● **WHAT YOU SHOULD DO**
What number of lines in the material contain the word "يقول"? Give that number alone.

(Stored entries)

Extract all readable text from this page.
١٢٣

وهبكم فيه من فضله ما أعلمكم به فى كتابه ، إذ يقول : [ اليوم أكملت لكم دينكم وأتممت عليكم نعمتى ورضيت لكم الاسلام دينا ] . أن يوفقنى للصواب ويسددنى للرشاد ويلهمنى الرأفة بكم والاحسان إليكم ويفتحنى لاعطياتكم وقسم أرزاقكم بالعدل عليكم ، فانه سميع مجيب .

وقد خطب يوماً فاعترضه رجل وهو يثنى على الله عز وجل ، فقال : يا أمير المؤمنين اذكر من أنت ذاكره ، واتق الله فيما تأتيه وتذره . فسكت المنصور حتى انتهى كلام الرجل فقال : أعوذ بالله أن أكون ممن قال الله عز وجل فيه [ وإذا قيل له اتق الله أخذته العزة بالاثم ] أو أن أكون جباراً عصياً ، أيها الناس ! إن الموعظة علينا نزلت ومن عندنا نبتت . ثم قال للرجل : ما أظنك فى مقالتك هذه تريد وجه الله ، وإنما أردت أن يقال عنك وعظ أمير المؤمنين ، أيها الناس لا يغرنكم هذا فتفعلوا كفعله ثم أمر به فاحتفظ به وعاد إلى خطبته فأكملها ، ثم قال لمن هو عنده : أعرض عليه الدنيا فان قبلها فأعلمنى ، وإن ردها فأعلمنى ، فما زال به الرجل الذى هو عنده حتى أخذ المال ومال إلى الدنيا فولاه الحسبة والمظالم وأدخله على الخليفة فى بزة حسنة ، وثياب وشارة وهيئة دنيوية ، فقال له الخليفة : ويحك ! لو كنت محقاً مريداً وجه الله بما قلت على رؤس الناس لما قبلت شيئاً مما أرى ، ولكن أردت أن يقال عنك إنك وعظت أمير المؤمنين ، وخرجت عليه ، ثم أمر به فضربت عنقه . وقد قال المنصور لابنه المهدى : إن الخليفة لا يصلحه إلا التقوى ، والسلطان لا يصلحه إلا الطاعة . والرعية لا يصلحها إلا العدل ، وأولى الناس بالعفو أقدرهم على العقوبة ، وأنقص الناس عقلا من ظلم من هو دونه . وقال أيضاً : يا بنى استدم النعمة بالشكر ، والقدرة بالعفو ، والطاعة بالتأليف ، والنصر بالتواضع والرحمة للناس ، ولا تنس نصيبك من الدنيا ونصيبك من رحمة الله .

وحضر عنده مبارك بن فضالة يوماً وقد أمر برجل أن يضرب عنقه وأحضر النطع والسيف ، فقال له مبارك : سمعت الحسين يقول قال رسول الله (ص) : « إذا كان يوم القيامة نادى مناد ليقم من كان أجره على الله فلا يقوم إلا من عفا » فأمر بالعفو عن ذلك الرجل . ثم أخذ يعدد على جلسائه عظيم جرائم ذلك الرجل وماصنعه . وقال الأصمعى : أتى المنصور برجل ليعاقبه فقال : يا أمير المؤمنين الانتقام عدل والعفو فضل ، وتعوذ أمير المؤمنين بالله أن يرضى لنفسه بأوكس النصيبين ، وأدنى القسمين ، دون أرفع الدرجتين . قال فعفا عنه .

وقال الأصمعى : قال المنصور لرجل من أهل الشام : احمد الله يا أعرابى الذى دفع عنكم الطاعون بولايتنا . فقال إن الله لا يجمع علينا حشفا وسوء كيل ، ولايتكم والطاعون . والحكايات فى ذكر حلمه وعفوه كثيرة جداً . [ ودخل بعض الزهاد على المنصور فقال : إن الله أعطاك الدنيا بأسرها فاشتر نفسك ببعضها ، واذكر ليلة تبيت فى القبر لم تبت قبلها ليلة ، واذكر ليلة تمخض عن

● **WORKED SOLUTION**
2